:: Material ::
>>>>

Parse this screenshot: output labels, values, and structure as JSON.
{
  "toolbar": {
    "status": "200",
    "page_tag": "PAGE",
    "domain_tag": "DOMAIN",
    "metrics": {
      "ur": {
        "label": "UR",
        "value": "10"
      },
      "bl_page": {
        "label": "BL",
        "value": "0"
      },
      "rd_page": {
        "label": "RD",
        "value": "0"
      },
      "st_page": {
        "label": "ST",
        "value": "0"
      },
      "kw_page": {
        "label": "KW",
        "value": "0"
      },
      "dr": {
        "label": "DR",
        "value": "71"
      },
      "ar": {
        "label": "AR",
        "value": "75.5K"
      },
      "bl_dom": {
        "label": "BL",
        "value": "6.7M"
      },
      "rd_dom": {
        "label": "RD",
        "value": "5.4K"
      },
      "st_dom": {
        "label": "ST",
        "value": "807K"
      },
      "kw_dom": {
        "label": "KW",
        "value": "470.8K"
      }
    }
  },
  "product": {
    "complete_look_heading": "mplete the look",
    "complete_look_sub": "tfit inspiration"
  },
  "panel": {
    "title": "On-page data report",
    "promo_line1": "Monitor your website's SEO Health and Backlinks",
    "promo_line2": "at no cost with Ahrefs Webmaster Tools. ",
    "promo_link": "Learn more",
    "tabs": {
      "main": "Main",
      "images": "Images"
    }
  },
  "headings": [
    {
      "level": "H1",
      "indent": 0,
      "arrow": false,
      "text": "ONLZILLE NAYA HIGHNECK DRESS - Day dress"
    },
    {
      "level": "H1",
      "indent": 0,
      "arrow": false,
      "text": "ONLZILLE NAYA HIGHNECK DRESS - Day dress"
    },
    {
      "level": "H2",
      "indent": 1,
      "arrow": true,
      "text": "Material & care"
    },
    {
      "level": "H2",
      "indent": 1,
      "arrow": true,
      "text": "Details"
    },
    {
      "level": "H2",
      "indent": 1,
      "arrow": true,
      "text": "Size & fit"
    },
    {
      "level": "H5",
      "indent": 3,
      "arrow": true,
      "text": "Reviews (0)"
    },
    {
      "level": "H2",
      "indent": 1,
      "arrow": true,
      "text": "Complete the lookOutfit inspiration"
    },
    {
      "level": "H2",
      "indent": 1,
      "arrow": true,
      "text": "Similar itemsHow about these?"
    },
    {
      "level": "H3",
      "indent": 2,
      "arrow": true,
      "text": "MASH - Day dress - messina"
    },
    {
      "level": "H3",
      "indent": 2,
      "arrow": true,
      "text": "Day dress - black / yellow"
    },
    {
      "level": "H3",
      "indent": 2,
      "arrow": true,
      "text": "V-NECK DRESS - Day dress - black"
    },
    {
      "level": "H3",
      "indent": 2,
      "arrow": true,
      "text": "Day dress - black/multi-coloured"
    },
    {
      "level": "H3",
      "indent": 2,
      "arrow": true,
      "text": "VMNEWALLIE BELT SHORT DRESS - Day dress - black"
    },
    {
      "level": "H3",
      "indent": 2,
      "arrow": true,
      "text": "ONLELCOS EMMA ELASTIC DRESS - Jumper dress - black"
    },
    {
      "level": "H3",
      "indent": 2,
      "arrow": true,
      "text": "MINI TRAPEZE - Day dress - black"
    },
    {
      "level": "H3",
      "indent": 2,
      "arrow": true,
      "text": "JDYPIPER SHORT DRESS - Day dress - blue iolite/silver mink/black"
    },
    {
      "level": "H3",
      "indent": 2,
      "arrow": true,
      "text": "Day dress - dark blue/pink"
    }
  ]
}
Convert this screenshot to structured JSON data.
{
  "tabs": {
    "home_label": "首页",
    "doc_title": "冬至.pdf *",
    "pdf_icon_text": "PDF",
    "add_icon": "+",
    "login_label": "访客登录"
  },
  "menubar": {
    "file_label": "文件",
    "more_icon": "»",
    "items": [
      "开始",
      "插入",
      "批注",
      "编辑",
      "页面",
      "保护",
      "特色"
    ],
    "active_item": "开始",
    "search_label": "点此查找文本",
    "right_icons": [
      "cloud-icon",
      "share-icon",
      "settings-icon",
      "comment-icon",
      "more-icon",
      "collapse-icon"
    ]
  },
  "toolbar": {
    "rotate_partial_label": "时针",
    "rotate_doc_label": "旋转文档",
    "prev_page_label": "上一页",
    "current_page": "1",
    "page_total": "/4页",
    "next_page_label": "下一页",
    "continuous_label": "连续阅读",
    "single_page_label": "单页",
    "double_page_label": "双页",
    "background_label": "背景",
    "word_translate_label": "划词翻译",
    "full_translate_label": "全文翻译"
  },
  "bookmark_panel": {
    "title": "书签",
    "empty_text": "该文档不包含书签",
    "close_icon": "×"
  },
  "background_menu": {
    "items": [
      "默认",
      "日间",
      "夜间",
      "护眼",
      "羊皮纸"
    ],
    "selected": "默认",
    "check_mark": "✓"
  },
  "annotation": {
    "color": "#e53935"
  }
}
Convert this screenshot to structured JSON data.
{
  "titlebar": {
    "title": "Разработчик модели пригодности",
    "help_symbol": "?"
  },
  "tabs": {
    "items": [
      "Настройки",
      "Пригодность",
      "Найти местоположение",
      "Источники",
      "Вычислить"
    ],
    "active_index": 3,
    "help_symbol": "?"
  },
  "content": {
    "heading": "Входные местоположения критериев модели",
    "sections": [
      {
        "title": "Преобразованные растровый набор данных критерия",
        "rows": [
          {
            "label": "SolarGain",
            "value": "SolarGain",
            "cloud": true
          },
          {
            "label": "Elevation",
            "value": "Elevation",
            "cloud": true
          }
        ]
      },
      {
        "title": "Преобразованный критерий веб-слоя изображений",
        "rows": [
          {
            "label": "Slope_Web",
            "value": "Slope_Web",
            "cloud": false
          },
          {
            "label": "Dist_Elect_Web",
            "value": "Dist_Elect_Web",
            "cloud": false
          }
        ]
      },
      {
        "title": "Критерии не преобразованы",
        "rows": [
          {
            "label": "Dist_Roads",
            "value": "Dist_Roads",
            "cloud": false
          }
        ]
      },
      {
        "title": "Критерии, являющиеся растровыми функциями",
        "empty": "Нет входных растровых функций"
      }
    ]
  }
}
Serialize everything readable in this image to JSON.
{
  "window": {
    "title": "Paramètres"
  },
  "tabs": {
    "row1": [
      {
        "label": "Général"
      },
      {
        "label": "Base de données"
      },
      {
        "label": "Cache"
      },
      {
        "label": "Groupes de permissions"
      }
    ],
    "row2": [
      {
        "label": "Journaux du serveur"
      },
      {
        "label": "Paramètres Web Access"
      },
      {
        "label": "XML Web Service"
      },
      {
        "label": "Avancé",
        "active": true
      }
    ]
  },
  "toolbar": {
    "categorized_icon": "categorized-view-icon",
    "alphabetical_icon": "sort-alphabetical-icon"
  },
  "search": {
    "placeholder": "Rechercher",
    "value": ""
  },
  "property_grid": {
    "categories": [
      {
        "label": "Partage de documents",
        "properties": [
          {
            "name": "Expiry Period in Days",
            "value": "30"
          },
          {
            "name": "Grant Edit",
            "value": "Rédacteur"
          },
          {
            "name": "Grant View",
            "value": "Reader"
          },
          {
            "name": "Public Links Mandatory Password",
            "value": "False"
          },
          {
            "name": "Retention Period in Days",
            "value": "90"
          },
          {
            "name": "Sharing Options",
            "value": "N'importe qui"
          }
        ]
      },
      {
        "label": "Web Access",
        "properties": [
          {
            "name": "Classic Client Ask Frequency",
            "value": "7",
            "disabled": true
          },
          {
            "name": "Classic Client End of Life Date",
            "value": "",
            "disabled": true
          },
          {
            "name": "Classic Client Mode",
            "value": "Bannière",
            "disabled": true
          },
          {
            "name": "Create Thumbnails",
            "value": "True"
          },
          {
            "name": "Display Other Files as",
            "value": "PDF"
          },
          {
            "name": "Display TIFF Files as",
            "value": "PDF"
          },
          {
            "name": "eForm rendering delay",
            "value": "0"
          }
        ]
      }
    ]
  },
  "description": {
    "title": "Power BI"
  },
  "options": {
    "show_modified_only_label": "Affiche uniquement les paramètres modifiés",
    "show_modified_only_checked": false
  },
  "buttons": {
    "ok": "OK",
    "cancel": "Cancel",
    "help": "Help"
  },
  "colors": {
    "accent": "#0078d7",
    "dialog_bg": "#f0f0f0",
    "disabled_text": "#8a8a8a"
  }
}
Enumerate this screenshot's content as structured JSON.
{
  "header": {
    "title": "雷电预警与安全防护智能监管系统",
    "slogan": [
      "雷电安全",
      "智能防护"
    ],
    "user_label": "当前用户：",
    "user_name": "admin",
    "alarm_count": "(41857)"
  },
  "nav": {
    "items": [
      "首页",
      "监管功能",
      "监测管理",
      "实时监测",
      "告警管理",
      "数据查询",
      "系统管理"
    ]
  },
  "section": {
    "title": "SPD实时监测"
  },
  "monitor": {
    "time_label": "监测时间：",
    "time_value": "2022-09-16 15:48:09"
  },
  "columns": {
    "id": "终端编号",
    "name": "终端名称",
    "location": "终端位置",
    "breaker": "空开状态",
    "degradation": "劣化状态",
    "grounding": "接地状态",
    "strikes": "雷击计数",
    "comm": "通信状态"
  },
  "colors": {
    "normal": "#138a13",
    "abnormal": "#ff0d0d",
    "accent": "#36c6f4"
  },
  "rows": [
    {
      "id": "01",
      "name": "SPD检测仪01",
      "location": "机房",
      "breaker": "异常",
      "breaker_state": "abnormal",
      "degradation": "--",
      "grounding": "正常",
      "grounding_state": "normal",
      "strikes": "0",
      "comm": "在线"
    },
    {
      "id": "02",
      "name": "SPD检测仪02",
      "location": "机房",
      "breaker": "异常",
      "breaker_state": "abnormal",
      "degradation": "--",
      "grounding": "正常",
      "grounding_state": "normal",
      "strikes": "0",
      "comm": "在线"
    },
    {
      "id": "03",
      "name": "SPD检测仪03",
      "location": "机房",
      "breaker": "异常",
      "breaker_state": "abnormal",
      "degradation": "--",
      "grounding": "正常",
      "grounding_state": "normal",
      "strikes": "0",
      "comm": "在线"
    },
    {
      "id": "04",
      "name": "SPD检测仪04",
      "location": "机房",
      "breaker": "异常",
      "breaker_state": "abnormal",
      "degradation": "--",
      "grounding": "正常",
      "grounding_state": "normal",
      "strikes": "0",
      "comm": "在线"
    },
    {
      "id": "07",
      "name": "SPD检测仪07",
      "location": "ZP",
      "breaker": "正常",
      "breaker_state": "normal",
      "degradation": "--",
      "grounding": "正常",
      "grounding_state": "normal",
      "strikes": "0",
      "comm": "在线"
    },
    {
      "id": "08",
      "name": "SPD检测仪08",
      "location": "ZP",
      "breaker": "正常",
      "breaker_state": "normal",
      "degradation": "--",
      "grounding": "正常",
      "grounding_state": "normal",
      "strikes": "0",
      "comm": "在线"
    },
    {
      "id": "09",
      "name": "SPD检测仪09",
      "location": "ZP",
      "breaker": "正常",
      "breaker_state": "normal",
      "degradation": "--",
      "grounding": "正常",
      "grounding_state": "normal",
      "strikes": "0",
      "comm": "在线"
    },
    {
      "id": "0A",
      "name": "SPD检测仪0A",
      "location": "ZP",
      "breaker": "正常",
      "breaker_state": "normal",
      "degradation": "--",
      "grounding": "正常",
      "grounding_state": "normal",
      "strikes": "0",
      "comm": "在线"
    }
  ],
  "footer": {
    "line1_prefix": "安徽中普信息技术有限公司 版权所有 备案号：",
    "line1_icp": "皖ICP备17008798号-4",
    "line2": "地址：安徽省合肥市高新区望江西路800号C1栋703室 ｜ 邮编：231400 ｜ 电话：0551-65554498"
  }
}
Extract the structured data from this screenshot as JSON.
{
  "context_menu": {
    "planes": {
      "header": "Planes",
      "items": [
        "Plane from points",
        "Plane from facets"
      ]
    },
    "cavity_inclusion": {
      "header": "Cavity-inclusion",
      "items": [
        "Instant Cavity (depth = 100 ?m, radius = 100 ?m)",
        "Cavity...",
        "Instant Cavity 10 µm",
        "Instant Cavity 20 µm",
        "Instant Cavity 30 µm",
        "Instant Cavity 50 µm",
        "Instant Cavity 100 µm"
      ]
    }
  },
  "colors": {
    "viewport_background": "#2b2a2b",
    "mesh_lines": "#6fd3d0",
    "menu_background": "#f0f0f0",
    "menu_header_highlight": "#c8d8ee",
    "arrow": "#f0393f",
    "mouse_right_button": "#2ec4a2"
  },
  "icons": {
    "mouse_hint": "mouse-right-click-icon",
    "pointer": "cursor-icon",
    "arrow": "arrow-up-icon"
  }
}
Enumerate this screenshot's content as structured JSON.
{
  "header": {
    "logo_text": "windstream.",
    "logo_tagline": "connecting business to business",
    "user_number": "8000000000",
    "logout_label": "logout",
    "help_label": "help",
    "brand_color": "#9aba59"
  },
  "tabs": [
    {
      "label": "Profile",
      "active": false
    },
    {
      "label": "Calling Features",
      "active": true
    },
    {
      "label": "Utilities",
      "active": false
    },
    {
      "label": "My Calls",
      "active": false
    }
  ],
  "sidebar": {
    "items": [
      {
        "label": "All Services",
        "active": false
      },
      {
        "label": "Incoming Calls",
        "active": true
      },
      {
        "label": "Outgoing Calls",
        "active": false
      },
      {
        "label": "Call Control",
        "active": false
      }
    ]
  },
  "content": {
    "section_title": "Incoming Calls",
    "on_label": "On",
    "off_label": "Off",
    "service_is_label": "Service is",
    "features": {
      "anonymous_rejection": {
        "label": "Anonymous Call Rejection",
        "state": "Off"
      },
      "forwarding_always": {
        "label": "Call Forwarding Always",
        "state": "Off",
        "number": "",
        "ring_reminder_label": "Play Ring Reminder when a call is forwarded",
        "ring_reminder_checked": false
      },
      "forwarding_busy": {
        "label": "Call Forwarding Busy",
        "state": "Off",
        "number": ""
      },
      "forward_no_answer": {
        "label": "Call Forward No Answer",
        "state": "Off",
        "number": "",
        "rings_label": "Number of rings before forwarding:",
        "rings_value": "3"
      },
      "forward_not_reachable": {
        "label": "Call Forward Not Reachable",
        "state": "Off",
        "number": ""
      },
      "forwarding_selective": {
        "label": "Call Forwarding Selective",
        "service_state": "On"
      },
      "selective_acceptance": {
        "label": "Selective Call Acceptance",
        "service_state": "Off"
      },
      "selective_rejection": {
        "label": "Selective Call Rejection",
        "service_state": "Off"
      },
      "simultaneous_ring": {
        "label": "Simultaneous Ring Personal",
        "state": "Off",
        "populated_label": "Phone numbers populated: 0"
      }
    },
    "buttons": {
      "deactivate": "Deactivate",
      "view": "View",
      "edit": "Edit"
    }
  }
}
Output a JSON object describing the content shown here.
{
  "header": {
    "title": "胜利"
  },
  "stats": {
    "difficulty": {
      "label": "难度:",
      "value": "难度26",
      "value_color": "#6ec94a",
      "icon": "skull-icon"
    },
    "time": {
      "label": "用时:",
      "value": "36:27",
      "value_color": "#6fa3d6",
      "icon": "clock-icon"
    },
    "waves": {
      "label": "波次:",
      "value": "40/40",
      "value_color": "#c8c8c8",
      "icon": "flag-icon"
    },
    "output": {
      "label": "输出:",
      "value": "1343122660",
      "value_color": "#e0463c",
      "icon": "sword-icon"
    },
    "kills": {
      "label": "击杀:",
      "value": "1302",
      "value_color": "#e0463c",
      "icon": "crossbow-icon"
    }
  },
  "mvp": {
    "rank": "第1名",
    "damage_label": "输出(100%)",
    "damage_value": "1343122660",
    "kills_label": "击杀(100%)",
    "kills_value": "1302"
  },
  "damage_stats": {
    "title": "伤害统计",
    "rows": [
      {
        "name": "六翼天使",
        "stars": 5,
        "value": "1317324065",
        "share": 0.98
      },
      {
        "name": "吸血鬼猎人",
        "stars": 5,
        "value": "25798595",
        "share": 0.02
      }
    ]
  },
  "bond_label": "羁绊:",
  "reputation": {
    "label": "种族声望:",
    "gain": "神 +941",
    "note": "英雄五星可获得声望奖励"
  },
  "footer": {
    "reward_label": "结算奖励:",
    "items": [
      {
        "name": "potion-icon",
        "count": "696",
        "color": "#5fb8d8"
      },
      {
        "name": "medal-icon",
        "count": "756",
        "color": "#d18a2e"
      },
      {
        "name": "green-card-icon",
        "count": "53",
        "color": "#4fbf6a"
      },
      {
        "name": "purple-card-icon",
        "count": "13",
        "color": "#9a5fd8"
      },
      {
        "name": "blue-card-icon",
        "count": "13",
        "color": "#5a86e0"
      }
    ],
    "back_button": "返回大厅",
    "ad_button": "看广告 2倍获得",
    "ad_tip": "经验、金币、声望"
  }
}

<<<<

:: Short problem ::
Retype exactly, please, each line from the line that contains "Output a JSON" through the last line of the entries above, with nothing added.

:: Result for this task ::
Output a JSON object describing the content shown here.
{
  "header": {
    "title": "胜利"
  },
  "stats": {
    "difficulty": {
      "label": "难度:",
      "value": "难度26",
      "value_color": "#6ec94a",
      "icon": "skull-icon"
    },
    "time": {
      "label": "用时:",
      "value": "36:27",
      "value_color": "#6fa3d6",
      "icon": "clock-icon"
    },
    "waves": {
      "label": "波次:",
      "value": "40/40",
      "value_color": "#c8c8c8",
      "icon": "flag-icon"
    },
    "output": {
      "label": "输出:",
      "value": "1343122660",
      "value_color": "#e0463c",
      "icon": "sword-icon"
    },
    "kills": {
      "label": "击杀:",
      "value": "1302",
      "value_color": "#e0463c",
      "icon": "crossbow-icon"
    }
  },
  "mvp": {
    "rank": "第1名",
    "damage_label": "输出(100%)",
    "damage_value": "1343122660",
    "kills_label": "击杀(100%)",
    "kills_value": "1302"
  },
  "damage_stats": {
    "title": "伤害统计",
    "rows": [
      {
        "name": "六翼天使",
        "stars": 5,
        "value": "1317324065",
        "share": 0.98
      },
      {
        "name": "吸血鬼猎人",
        "stars": 5,
        "value": "25798595",
        "share": 0.02
      }
    ]
  },
  "bond_label": "羁绊:",
  "reputation": {
    "label": "种族声望:",
    "gain": "神 +941",
    "note": "英雄五星可获得声望奖励"
  },
  "footer": {
    "reward_label": "结算奖励:",
    "items": [
      {
        "name": "potion-icon",
        "count": "696",
        "color": "#5fb8d8"
      },
      {
        "name": "medal-icon",
        "count": "756",
        "color": "#d18a2e"
      },
      {
        "name": "green-card-icon",
        "count": "53",
        "color": "#4fbf6a"
      },
      {
        "name": "purple-card-icon",
        "count": "13",
        "color": "#9a5fd8"
      },
      {
        "name": "blue-card-icon",
        "count": "13",
        "color": "#5a86e0"
      }
    ],
    "back_button": "返回大厅",
    "ad_button": "看广告 2倍获得",
    "ad_tip": "经验、金币、声望"
  }
}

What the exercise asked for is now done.